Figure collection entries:
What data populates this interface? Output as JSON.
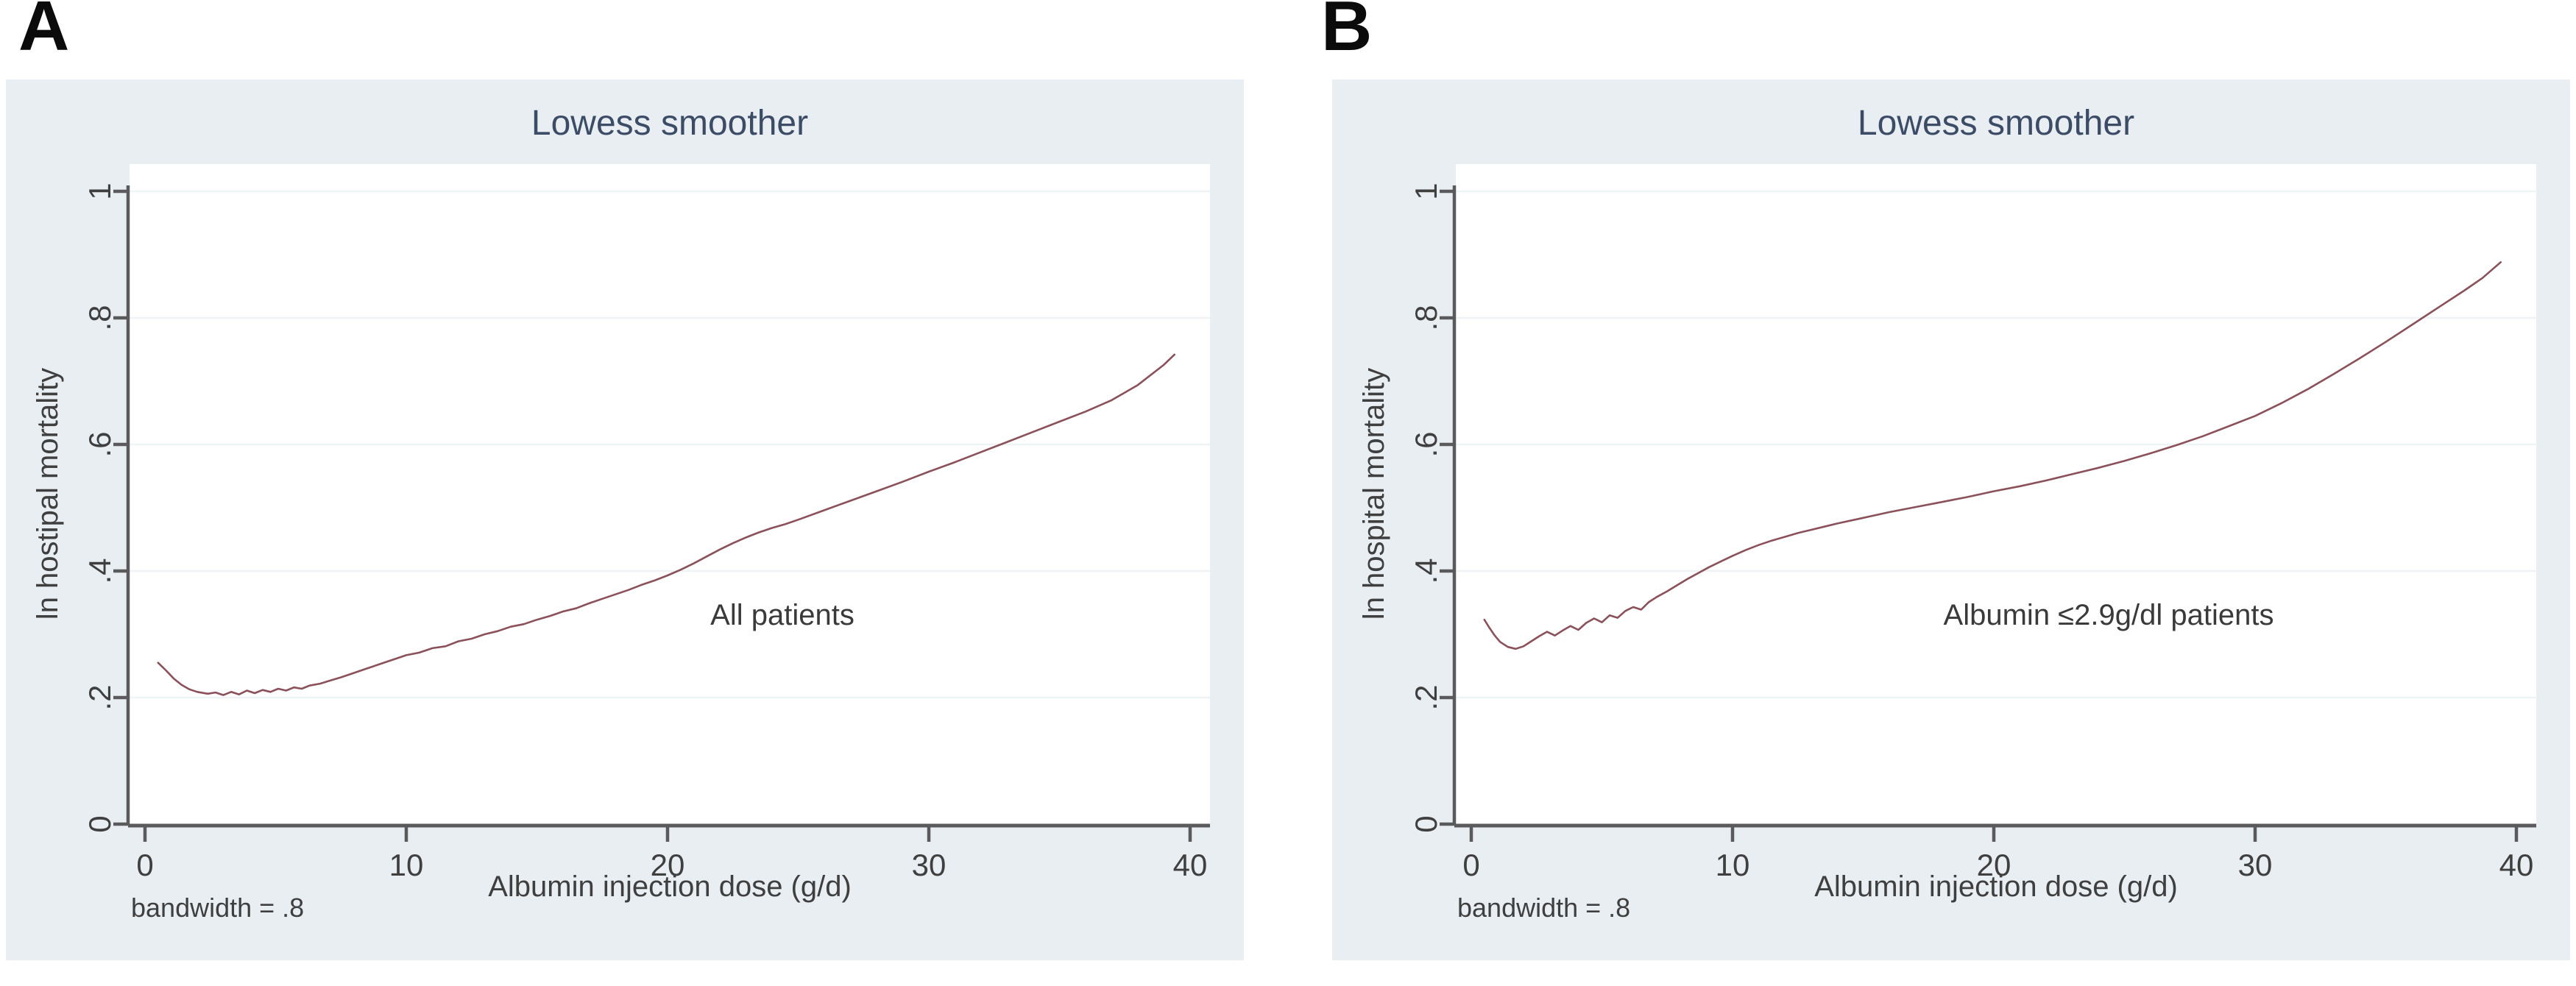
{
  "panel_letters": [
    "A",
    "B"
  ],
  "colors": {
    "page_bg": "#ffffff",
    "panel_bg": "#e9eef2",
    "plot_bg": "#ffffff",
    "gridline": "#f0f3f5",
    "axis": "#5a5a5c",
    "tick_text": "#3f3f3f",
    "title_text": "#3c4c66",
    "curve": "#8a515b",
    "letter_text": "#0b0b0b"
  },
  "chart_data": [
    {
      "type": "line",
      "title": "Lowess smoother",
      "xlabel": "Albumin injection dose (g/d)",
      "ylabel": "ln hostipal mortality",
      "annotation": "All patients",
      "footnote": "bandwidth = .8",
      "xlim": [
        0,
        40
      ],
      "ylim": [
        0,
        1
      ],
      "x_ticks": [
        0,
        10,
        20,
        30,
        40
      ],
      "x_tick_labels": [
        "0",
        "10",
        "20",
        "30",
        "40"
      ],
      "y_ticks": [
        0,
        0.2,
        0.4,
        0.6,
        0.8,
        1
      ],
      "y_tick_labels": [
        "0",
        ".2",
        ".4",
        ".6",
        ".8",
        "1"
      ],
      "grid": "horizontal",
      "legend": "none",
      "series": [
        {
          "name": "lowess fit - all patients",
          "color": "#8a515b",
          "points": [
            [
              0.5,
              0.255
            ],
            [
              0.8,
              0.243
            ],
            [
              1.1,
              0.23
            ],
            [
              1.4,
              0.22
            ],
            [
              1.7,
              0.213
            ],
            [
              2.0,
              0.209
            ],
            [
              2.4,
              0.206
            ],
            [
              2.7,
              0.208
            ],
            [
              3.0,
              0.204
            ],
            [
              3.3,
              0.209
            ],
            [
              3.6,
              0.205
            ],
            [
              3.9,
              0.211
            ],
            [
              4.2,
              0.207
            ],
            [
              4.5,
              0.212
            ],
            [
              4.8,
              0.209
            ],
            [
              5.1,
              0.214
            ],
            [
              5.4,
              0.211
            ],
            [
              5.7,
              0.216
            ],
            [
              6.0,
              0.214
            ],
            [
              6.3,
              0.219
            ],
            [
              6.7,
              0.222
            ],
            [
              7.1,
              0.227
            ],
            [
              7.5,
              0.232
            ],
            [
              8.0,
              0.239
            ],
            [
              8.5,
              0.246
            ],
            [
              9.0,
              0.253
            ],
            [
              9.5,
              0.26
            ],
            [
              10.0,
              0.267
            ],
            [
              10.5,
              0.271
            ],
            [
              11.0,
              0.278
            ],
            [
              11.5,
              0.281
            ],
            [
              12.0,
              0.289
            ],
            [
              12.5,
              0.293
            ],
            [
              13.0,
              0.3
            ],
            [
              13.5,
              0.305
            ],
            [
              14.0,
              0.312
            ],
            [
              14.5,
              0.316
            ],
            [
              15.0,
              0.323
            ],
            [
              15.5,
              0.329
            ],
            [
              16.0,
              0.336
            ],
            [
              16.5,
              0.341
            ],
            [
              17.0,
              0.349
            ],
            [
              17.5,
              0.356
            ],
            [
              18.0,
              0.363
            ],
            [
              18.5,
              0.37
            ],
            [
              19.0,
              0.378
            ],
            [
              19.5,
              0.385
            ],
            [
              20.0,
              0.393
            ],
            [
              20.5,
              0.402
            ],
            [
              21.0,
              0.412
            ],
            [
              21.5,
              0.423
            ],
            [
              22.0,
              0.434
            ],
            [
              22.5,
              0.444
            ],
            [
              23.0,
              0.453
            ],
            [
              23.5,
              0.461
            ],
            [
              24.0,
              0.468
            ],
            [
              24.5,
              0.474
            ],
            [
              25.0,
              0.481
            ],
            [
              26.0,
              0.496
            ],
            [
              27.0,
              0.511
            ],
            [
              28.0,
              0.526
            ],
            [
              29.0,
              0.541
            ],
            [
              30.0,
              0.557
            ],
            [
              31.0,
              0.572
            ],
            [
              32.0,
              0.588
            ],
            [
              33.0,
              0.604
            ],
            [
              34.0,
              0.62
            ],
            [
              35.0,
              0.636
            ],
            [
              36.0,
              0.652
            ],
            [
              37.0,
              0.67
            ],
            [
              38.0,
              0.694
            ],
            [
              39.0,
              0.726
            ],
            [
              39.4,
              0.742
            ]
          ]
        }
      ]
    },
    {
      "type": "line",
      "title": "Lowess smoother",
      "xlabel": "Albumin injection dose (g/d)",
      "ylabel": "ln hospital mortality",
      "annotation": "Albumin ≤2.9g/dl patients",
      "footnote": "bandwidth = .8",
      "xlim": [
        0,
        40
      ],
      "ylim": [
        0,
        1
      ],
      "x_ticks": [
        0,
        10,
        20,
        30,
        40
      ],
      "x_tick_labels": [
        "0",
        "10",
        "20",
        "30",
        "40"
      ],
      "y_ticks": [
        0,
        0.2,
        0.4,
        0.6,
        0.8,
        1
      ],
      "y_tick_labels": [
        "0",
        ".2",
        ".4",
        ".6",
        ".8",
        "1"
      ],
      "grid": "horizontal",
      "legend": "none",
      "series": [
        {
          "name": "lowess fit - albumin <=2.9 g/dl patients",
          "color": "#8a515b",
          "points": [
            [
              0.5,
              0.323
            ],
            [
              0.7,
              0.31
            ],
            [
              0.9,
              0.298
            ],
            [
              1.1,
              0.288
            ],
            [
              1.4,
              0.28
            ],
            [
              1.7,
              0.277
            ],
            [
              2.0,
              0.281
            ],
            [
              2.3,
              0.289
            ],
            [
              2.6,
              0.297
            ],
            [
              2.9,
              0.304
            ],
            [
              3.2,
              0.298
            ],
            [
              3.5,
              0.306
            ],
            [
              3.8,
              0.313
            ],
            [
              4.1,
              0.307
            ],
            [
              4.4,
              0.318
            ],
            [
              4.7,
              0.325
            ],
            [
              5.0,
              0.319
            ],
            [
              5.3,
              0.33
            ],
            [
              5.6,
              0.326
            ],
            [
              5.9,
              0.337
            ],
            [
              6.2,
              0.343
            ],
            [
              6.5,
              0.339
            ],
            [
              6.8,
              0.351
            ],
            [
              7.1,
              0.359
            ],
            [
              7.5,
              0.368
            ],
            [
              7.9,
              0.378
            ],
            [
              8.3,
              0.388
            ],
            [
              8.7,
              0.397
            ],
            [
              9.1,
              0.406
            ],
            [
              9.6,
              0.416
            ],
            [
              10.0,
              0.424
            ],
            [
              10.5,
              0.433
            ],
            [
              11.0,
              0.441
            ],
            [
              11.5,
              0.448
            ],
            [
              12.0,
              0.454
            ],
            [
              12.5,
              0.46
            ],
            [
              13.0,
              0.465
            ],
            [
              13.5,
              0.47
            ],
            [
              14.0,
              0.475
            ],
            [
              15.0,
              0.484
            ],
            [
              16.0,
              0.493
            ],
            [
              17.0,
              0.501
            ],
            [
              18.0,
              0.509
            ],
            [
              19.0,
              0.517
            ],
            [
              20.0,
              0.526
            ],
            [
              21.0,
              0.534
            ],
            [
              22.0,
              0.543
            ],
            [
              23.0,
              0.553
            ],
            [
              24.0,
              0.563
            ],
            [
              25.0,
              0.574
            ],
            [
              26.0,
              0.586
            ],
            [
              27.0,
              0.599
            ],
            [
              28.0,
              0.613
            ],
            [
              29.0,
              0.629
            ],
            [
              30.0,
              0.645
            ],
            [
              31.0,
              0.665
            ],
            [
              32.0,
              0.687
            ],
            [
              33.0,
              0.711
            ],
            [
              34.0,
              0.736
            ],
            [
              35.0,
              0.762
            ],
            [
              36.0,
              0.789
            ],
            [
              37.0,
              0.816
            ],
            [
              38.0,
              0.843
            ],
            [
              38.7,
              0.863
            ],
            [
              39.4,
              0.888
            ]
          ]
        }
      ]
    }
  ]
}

Aim of the task ::
Return the entries above exactly as they appear. Pictures should not be copied.

Task output ::
What data populates this interface? Output as JSON.
{
  "panel_letters": [
    "A",
    "B"
  ],
  "colors": {
    "page_bg": "#ffffff",
    "panel_bg": "#e9eef2",
    "plot_bg": "#ffffff",
    "gridline": "#f0f3f5",
    "axis": "#5a5a5c",
    "tick_text": "#3f3f3f",
    "title_text": "#3c4c66",
    "curve": "#8a515b",
    "letter_text": "#0b0b0b"
  },
  "chart_data": [
    {
      "type": "line",
      "title": "Lowess smoother",
      "xlabel": "Albumin injection dose (g/d)",
      "ylabel": "ln hostipal mortality",
      "annotation": "All patients",
      "footnote": "bandwidth = .8",
      "xlim": [
        0,
        40
      ],
      "ylim": [
        0,
        1
      ],
      "x_ticks": [
        0,
        10,
        20,
        30,
        40
      ],
      "x_tick_labels": [
        "0",
        "10",
        "20",
        "30",
        "40"
      ],
      "y_ticks": [
        0,
        0.2,
        0.4,
        0.6,
        0.8,
        1
      ],
      "y_tick_labels": [
        "0",
        ".2",
        ".4",
        ".6",
        ".8",
        "1"
      ],
      "grid": "horizontal",
      "legend": "none",
      "series": [
        {
          "name": "lowess fit - all patients",
          "color": "#8a515b",
          "points": [
            [
              0.5,
              0.255
            ],
            [
              0.8,
              0.243
            ],
            [
              1.1,
              0.23
            ],
            [
              1.4,
              0.22
            ],
            [
              1.7,
              0.213
            ],
            [
              2.0,
              0.209
            ],
            [
              2.4,
              0.206
            ],
            [
              2.7,
              0.208
            ],
            [
              3.0,
              0.204
            ],
            [
              3.3,
              0.209
            ],
            [
              3.6,
              0.205
            ],
            [
              3.9,
              0.211
            ],
            [
              4.2,
              0.207
            ],
            [
              4.5,
              0.212
            ],
            [
              4.8,
              0.209
            ],
            [
              5.1,
              0.214
            ],
            [
              5.4,
              0.211
            ],
            [
              5.7,
              0.216
            ],
            [
              6.0,
              0.214
            ],
            [
              6.3,
              0.219
            ],
            [
              6.7,
              0.222
            ],
            [
              7.1,
              0.227
            ],
            [
              7.5,
              0.232
            ],
            [
              8.0,
              0.239
            ],
            [
              8.5,
              0.246
            ],
            [
              9.0,
              0.253
            ],
            [
              9.5,
              0.26
            ],
            [
              10.0,
              0.267
            ],
            [
              10.5,
              0.271
            ],
            [
              11.0,
              0.278
            ],
            [
              11.5,
              0.281
            ],
            [
              12.0,
              0.289
            ],
            [
              12.5,
              0.293
            ],
            [
              13.0,
              0.3
            ],
            [
              13.5,
              0.305
            ],
            [
              14.0,
              0.312
            ],
            [
              14.5,
              0.316
            ],
            [
              15.0,
              0.323
            ],
            [
              15.5,
              0.329
            ],
            [
              16.0,
              0.336
            ],
            [
              16.5,
              0.341
            ],
            [
              17.0,
              0.349
            ],
            [
              17.5,
              0.356
            ],
            [
              18.0,
              0.363
            ],
            [
              18.5,
              0.37
            ],
            [
              19.0,
              0.378
            ],
            [
              19.5,
              0.385
            ],
            [
              20.0,
              0.393
            ],
            [
              20.5,
              0.402
            ],
            [
              21.0,
              0.412
            ],
            [
              21.5,
              0.423
            ],
            [
              22.0,
              0.434
            ],
            [
              22.5,
              0.444
            ],
            [
              23.0,
              0.453
            ],
            [
              23.5,
              0.461
            ],
            [
              24.0,
              0.468
            ],
            [
              24.5,
              0.474
            ],
            [
              25.0,
              0.481
            ],
            [
              26.0,
              0.496
            ],
            [
              27.0,
              0.511
            ],
            [
              28.0,
              0.526
            ],
            [
              29.0,
              0.541
            ],
            [
              30.0,
              0.557
            ],
            [
              31.0,
              0.572
            ],
            [
              32.0,
              0.588
            ],
            [
              33.0,
              0.604
            ],
            [
              34.0,
              0.62
            ],
            [
              35.0,
              0.636
            ],
            [
              36.0,
              0.652
            ],
            [
              37.0,
              0.67
            ],
            [
              38.0,
              0.694
            ],
            [
              39.0,
              0.726
            ],
            [
              39.4,
              0.742
            ]
          ]
        }
      ]
    },
    {
      "type": "line",
      "title": "Lowess smoother",
      "xlabel": "Albumin injection dose (g/d)",
      "ylabel": "ln hospital mortality",
      "annotation": "Albumin ≤2.9g/dl patients",
      "footnote": "bandwidth = .8",
      "xlim": [
        0,
        40
      ],
      "ylim": [
        0,
        1
      ],
      "x_ticks": [
        0,
        10,
        20,
        30,
        40
      ],
      "x_tick_labels": [
        "0",
        "10",
        "20",
        "30",
        "40"
      ],
      "y_ticks": [
        0,
        0.2,
        0.4,
        0.6,
        0.8,
        1
      ],
      "y_tick_labels": [
        "0",
        ".2",
        ".4",
        ".6",
        ".8",
        "1"
      ],
      "grid": "horizontal",
      "legend": "none",
      "series": [
        {
          "name": "lowess fit - albumin <=2.9 g/dl patients",
          "color": "#8a515b",
          "points": [
            [
              0.5,
              0.323
            ],
            [
              0.7,
              0.31
            ],
            [
              0.9,
              0.298
            ],
            [
              1.1,
              0.288
            ],
            [
              1.4,
              0.28
            ],
            [
              1.7,
              0.277
            ],
            [
              2.0,
              0.281
            ],
            [
              2.3,
              0.289
            ],
            [
              2.6,
              0.297
            ],
            [
              2.9,
              0.304
            ],
            [
              3.2,
              0.298
            ],
            [
              3.5,
              0.306
            ],
            [
              3.8,
              0.313
            ],
            [
              4.1,
              0.307
            ],
            [
              4.4,
              0.318
            ],
            [
              4.7,
              0.325
            ],
            [
              5.0,
              0.319
            ],
            [
              5.3,
              0.33
            ],
            [
              5.6,
              0.326
            ],
            [
              5.9,
              0.337
            ],
            [
              6.2,
              0.343
            ],
            [
              6.5,
              0.339
            ],
            [
              6.8,
              0.351
            ],
            [
              7.1,
              0.359
            ],
            [
              7.5,
              0.368
            ],
            [
              7.9,
              0.378
            ],
            [
              8.3,
              0.388
            ],
            [
              8.7,
              0.397
            ],
            [
              9.1,
              0.406
            ],
            [
              9.6,
              0.416
            ],
            [
              10.0,
              0.424
            ],
            [
              10.5,
              0.433
            ],
            [
              11.0,
              0.441
            ],
            [
              11.5,
              0.448
            ],
            [
              12.0,
              0.454
            ],
            [
              12.5,
              0.46
            ],
            [
              13.0,
              0.465
            ],
            [
              13.5,
              0.47
            ],
            [
              14.0,
              0.475
            ],
            [
              15.0,
              0.484
            ],
            [
              16.0,
              0.493
            ],
            [
              17.0,
              0.501
            ],
            [
              18.0,
              0.509
            ],
            [
              19.0,
              0.517
            ],
            [
              20.0,
              0.526
            ],
            [
              21.0,
              0.534
            ],
            [
              22.0,
              0.543
            ],
            [
              23.0,
              0.553
            ],
            [
              24.0,
              0.563
            ],
            [
              25.0,
              0.574
            ],
            [
              26.0,
              0.586
            ],
            [
              27.0,
              0.599
            ],
            [
              28.0,
              0.613
            ],
            [
              29.0,
              0.629
            ],
            [
              30.0,
              0.645
            ],
            [
              31.0,
              0.665
            ],
            [
              32.0,
              0.687
            ],
            [
              33.0,
              0.711
            ],
            [
              34.0,
              0.736
            ],
            [
              35.0,
              0.762
            ],
            [
              36.0,
              0.789
            ],
            [
              37.0,
              0.816
            ],
            [
              38.0,
              0.843
            ],
            [
              38.7,
              0.863
            ],
            [
              39.4,
              0.888
            ]
          ]
        }
      ]
    }
  ]
}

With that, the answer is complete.